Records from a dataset
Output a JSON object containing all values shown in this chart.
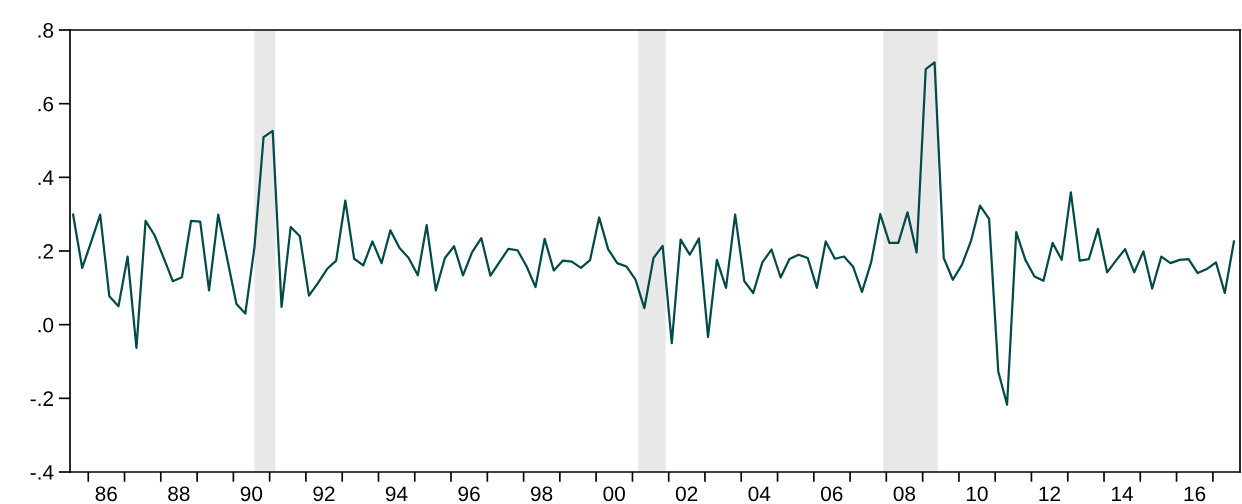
{
  "chart_data": {
    "type": "line",
    "x": [
      "1985-08",
      "1985-11",
      "1986-02",
      "1986-05",
      "1986-08",
      "1986-11",
      "1987-02",
      "1987-05",
      "1987-08",
      "1987-11",
      "1988-02",
      "1988-05",
      "1988-08",
      "1988-11",
      "1989-02",
      "1989-05",
      "1989-08",
      "1989-11",
      "1990-02",
      "1990-05",
      "1990-08",
      "1990-11",
      "1991-02",
      "1991-05",
      "1991-08",
      "1991-11",
      "1992-02",
      "1992-05",
      "1992-08",
      "1992-11",
      "1993-02",
      "1993-05",
      "1993-08",
      "1993-11",
      "1994-02",
      "1994-05",
      "1994-08",
      "1994-11",
      "1995-02",
      "1995-05",
      "1995-08",
      "1995-11",
      "1996-02",
      "1996-05",
      "1996-08",
      "1996-11",
      "1997-02",
      "1997-05",
      "1997-08",
      "1997-11",
      "1998-02",
      "1998-05",
      "1998-08",
      "1998-11",
      "1999-02",
      "1999-05",
      "1999-08",
      "1999-11",
      "2000-02",
      "2000-05",
      "2000-08",
      "2000-11",
      "2001-02",
      "2001-05",
      "2001-08",
      "2001-11",
      "2002-02",
      "2002-05",
      "2002-08",
      "2002-11",
      "2003-02",
      "2003-05",
      "2003-08",
      "2003-11",
      "2004-02",
      "2004-05",
      "2004-08",
      "2004-11",
      "2005-02",
      "2005-05",
      "2005-08",
      "2005-11",
      "2006-02",
      "2006-05",
      "2006-08",
      "2006-11",
      "2007-02",
      "2007-05",
      "2007-08",
      "2007-11",
      "2008-02",
      "2008-05",
      "2008-08",
      "2008-11",
      "2009-02",
      "2009-05",
      "2009-08",
      "2009-11",
      "2010-02",
      "2010-05",
      "2010-08",
      "2010-11",
      "2011-02",
      "2011-05",
      "2011-08",
      "2011-11",
      "2012-02",
      "2012-05",
      "2012-08",
      "2012-11",
      "2013-02",
      "2013-05",
      "2013-08",
      "2013-11",
      "2014-02",
      "2014-05",
      "2014-08",
      "2014-11",
      "2015-02",
      "2015-05",
      "2015-08",
      "2015-11",
      "2016-02",
      "2016-05",
      "2016-08",
      "2016-11",
      "2017-02",
      "2017-05",
      "2017-08"
    ],
    "series": [
      {
        "color": "#004a4a",
        "values": [
          0.299,
          0.154,
          0.226,
          0.299,
          0.077,
          0.05,
          0.185,
          -0.063,
          0.282,
          0.242,
          0.18,
          0.118,
          0.129,
          0.282,
          0.28,
          0.093,
          0.299,
          0.177,
          0.056,
          0.03,
          0.21,
          0.509,
          0.526,
          0.048,
          0.265,
          0.24,
          0.079,
          0.113,
          0.151,
          0.174,
          0.337,
          0.179,
          0.161,
          0.226,
          0.167,
          0.256,
          0.208,
          0.181,
          0.134,
          0.27,
          0.093,
          0.181,
          0.213,
          0.134,
          0.197,
          0.235,
          0.133,
          0.169,
          0.206,
          0.202,
          0.158,
          0.102,
          0.233,
          0.147,
          0.174,
          0.171,
          0.154,
          0.175,
          0.291,
          0.205,
          0.167,
          0.158,
          0.122,
          0.045,
          0.181,
          0.214,
          -0.05,
          0.231,
          0.19,
          0.234,
          -0.033,
          0.176,
          0.1,
          0.299,
          0.118,
          0.086,
          0.169,
          0.204,
          0.128,
          0.178,
          0.19,
          0.181,
          0.1,
          0.226,
          0.179,
          0.185,
          0.157,
          0.089,
          0.169,
          0.3,
          0.222,
          0.222,
          0.305,
          0.196,
          0.694,
          0.712,
          0.181,
          0.122,
          0.163,
          0.226,
          0.323,
          0.287,
          -0.127,
          -0.217,
          0.251,
          0.176,
          0.131,
          0.119,
          0.222,
          0.176,
          0.359,
          0.174,
          0.178,
          0.26,
          0.142,
          0.174,
          0.205,
          0.142,
          0.199,
          0.098,
          0.185,
          0.167,
          0.176,
          0.178,
          0.14,
          0.151,
          0.169,
          0.086,
          0.226
        ]
      }
    ],
    "xlim": [
      "1985-07",
      "2017-10"
    ],
    "xticks": [
      {
        "value": "1986-01",
        "label": null
      },
      {
        "value": "1986-07",
        "label": "86"
      },
      {
        "value": "1987-01",
        "label": null
      },
      {
        "value": "1988-01",
        "label": null
      },
      {
        "value": "1988-07",
        "label": "88"
      },
      {
        "value": "1989-01",
        "label": null
      },
      {
        "value": "1990-01",
        "label": null
      },
      {
        "value": "1990-07",
        "label": "90"
      },
      {
        "value": "1991-01",
        "label": null
      },
      {
        "value": "1992-01",
        "label": null
      },
      {
        "value": "1992-07",
        "label": "92"
      },
      {
        "value": "1993-01",
        "label": null
      },
      {
        "value": "1994-01",
        "label": null
      },
      {
        "value": "1994-07",
        "label": "94"
      },
      {
        "value": "1995-01",
        "label": null
      },
      {
        "value": "1996-01",
        "label": null
      },
      {
        "value": "1996-07",
        "label": "96"
      },
      {
        "value": "1997-01",
        "label": null
      },
      {
        "value": "1998-01",
        "label": null
      },
      {
        "value": "1998-07",
        "label": "98"
      },
      {
        "value": "1999-01",
        "label": null
      },
      {
        "value": "2000-01",
        "label": null
      },
      {
        "value": "2000-07",
        "label": "00"
      },
      {
        "value": "2001-01",
        "label": null
      },
      {
        "value": "2002-01",
        "label": null
      },
      {
        "value": "2002-07",
        "label": "02"
      },
      {
        "value": "2003-01",
        "label": null
      },
      {
        "value": "2004-01",
        "label": null
      },
      {
        "value": "2004-07",
        "label": "04"
      },
      {
        "value": "2005-01",
        "label": null
      },
      {
        "value": "2006-01",
        "label": null
      },
      {
        "value": "2006-07",
        "label": "06"
      },
      {
        "value": "2007-01",
        "label": null
      },
      {
        "value": "2008-01",
        "label": null
      },
      {
        "value": "2008-07",
        "label": "08"
      },
      {
        "value": "2009-01",
        "label": null
      },
      {
        "value": "2010-01",
        "label": null
      },
      {
        "value": "2010-07",
        "label": "10"
      },
      {
        "value": "2011-01",
        "label": null
      },
      {
        "value": "2012-01",
        "label": null
      },
      {
        "value": "2012-07",
        "label": "12"
      },
      {
        "value": "2013-01",
        "label": null
      },
      {
        "value": "2014-01",
        "label": null
      },
      {
        "value": "2014-07",
        "label": "14"
      },
      {
        "value": "2015-01",
        "label": null
      },
      {
        "value": "2016-01",
        "label": null
      },
      {
        "value": "2016-07",
        "label": "16"
      },
      {
        "value": "2017-01",
        "label": null
      }
    ],
    "ylim": [
      -0.4,
      0.8
    ],
    "yticks": [
      {
        "value": -0.4,
        "label": "-.4"
      },
      {
        "value": -0.2,
        "label": "-.2"
      },
      {
        "value": 0.0,
        "label": ".0"
      },
      {
        "value": 0.2,
        "label": ".2"
      },
      {
        "value": 0.4,
        "label": ".4"
      },
      {
        "value": 0.6,
        "label": ".6"
      },
      {
        "value": 0.8,
        "label": ".8"
      }
    ],
    "bands": [
      {
        "axis": "x",
        "from": "1990-08",
        "to": "1991-03",
        "color": "#e8e8e8"
      },
      {
        "axis": "x",
        "from": "2001-03",
        "to": "2001-12",
        "color": "#e8e8e8"
      },
      {
        "axis": "x",
        "from": "2007-12",
        "to": "2009-06",
        "color": "#e8e8e8"
      }
    ],
    "grid": false,
    "legend": false
  }
}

**Required task**
Skip every picture and transcribe the data above exactly.

**Reply to the task**
Output a JSON object containing all values shown in this chart.
{
  "chart_data": {
    "type": "line",
    "x": [
      "1985-08",
      "1985-11",
      "1986-02",
      "1986-05",
      "1986-08",
      "1986-11",
      "1987-02",
      "1987-05",
      "1987-08",
      "1987-11",
      "1988-02",
      "1988-05",
      "1988-08",
      "1988-11",
      "1989-02",
      "1989-05",
      "1989-08",
      "1989-11",
      "1990-02",
      "1990-05",
      "1990-08",
      "1990-11",
      "1991-02",
      "1991-05",
      "1991-08",
      "1991-11",
      "1992-02",
      "1992-05",
      "1992-08",
      "1992-11",
      "1993-02",
      "1993-05",
      "1993-08",
      "1993-11",
      "1994-02",
      "1994-05",
      "1994-08",
      "1994-11",
      "1995-02",
      "1995-05",
      "1995-08",
      "1995-11",
      "1996-02",
      "1996-05",
      "1996-08",
      "1996-11",
      "1997-02",
      "1997-05",
      "1997-08",
      "1997-11",
      "1998-02",
      "1998-05",
      "1998-08",
      "1998-11",
      "1999-02",
      "1999-05",
      "1999-08",
      "1999-11",
      "2000-02",
      "2000-05",
      "2000-08",
      "2000-11",
      "2001-02",
      "2001-05",
      "2001-08",
      "2001-11",
      "2002-02",
      "2002-05",
      "2002-08",
      "2002-11",
      "2003-02",
      "2003-05",
      "2003-08",
      "2003-11",
      "2004-02",
      "2004-05",
      "2004-08",
      "2004-11",
      "2005-02",
      "2005-05",
      "2005-08",
      "2005-11",
      "2006-02",
      "2006-05",
      "2006-08",
      "2006-11",
      "2007-02",
      "2007-05",
      "2007-08",
      "2007-11",
      "2008-02",
      "2008-05",
      "2008-08",
      "2008-11",
      "2009-02",
      "2009-05",
      "2009-08",
      "2009-11",
      "2010-02",
      "2010-05",
      "2010-08",
      "2010-11",
      "2011-02",
      "2011-05",
      "2011-08",
      "2011-11",
      "2012-02",
      "2012-05",
      "2012-08",
      "2012-11",
      "2013-02",
      "2013-05",
      "2013-08",
      "2013-11",
      "2014-02",
      "2014-05",
      "2014-08",
      "2014-11",
      "2015-02",
      "2015-05",
      "2015-08",
      "2015-11",
      "2016-02",
      "2016-05",
      "2016-08",
      "2016-11",
      "2017-02",
      "2017-05",
      "2017-08"
    ],
    "series": [
      {
        "color": "#004a4a",
        "values": [
          0.299,
          0.154,
          0.226,
          0.299,
          0.077,
          0.05,
          0.185,
          -0.063,
          0.282,
          0.242,
          0.18,
          0.118,
          0.129,
          0.282,
          0.28,
          0.093,
          0.299,
          0.177,
          0.056,
          0.03,
          0.21,
          0.509,
          0.526,
          0.048,
          0.265,
          0.24,
          0.079,
          0.113,
          0.151,
          0.174,
          0.337,
          0.179,
          0.161,
          0.226,
          0.167,
          0.256,
          0.208,
          0.181,
          0.134,
          0.27,
          0.093,
          0.181,
          0.213,
          0.134,
          0.197,
          0.235,
          0.133,
          0.169,
          0.206,
          0.202,
          0.158,
          0.102,
          0.233,
          0.147,
          0.174,
          0.171,
          0.154,
          0.175,
          0.291,
          0.205,
          0.167,
          0.158,
          0.122,
          0.045,
          0.181,
          0.214,
          -0.05,
          0.231,
          0.19,
          0.234,
          -0.033,
          0.176,
          0.1,
          0.299,
          0.118,
          0.086,
          0.169,
          0.204,
          0.128,
          0.178,
          0.19,
          0.181,
          0.1,
          0.226,
          0.179,
          0.185,
          0.157,
          0.089,
          0.169,
          0.3,
          0.222,
          0.222,
          0.305,
          0.196,
          0.694,
          0.712,
          0.181,
          0.122,
          0.163,
          0.226,
          0.323,
          0.287,
          -0.127,
          -0.217,
          0.251,
          0.176,
          0.131,
          0.119,
          0.222,
          0.176,
          0.359,
          0.174,
          0.178,
          0.26,
          0.142,
          0.174,
          0.205,
          0.142,
          0.199,
          0.098,
          0.185,
          0.167,
          0.176,
          0.178,
          0.14,
          0.151,
          0.169,
          0.086,
          0.226
        ]
      }
    ],
    "xlim": [
      "1985-07",
      "2017-10"
    ],
    "xticks": [
      {
        "value": "1986-01",
        "label": null
      },
      {
        "value": "1986-07",
        "label": "86"
      },
      {
        "value": "1987-01",
        "label": null
      },
      {
        "value": "1988-01",
        "label": null
      },
      {
        "value": "1988-07",
        "label": "88"
      },
      {
        "value": "1989-01",
        "label": null
      },
      {
        "value": "1990-01",
        "label": null
      },
      {
        "value": "1990-07",
        "label": "90"
      },
      {
        "value": "1991-01",
        "label": null
      },
      {
        "value": "1992-01",
        "label": null
      },
      {
        "value": "1992-07",
        "label": "92"
      },
      {
        "value": "1993-01",
        "label": null
      },
      {
        "value": "1994-01",
        "label": null
      },
      {
        "value": "1994-07",
        "label": "94"
      },
      {
        "value": "1995-01",
        "label": null
      },
      {
        "value": "1996-01",
        "label": null
      },
      {
        "value": "1996-07",
        "label": "96"
      },
      {
        "value": "1997-01",
        "label": null
      },
      {
        "value": "1998-01",
        "label": null
      },
      {
        "value": "1998-07",
        "label": "98"
      },
      {
        "value": "1999-01",
        "label": null
      },
      {
        "value": "2000-01",
        "label": null
      },
      {
        "value": "2000-07",
        "label": "00"
      },
      {
        "value": "2001-01",
        "label": null
      },
      {
        "value": "2002-01",
        "label": null
      },
      {
        "value": "2002-07",
        "label": "02"
      },
      {
        "value": "2003-01",
        "label": null
      },
      {
        "value": "2004-01",
        "label": null
      },
      {
        "value": "2004-07",
        "label": "04"
      },
      {
        "value": "2005-01",
        "label": null
      },
      {
        "value": "2006-01",
        "label": null
      },
      {
        "value": "2006-07",
        "label": "06"
      },
      {
        "value": "2007-01",
        "label": null
      },
      {
        "value": "2008-01",
        "label": null
      },
      {
        "value": "2008-07",
        "label": "08"
      },
      {
        "value": "2009-01",
        "label": null
      },
      {
        "value": "2010-01",
        "label": null
      },
      {
        "value": "2010-07",
        "label": "10"
      },
      {
        "value": "2011-01",
        "label": null
      },
      {
        "value": "2012-01",
        "label": null
      },
      {
        "value": "2012-07",
        "label": "12"
      },
      {
        "value": "2013-01",
        "label": null
      },
      {
        "value": "2014-01",
        "label": null
      },
      {
        "value": "2014-07",
        "label": "14"
      },
      {
        "value": "2015-01",
        "label": null
      },
      {
        "value": "2016-01",
        "label": null
      },
      {
        "value": "2016-07",
        "label": "16"
      },
      {
        "value": "2017-01",
        "label": null
      }
    ],
    "ylim": [
      -0.4,
      0.8
    ],
    "yticks": [
      {
        "value": -0.4,
        "label": "-.4"
      },
      {
        "value": -0.2,
        "label": "-.2"
      },
      {
        "value": 0.0,
        "label": ".0"
      },
      {
        "value": 0.2,
        "label": ".2"
      },
      {
        "value": 0.4,
        "label": ".4"
      },
      {
        "value": 0.6,
        "label": ".6"
      },
      {
        "value": 0.8,
        "label": ".8"
      }
    ],
    "bands": [
      {
        "axis": "x",
        "from": "1990-08",
        "to": "1991-03",
        "color": "#e8e8e8"
      },
      {
        "axis": "x",
        "from": "2001-03",
        "to": "2001-12",
        "color": "#e8e8e8"
      },
      {
        "axis": "x",
        "from": "2007-12",
        "to": "2009-06",
        "color": "#e8e8e8"
      }
    ],
    "grid": false,
    "legend": false
  }
}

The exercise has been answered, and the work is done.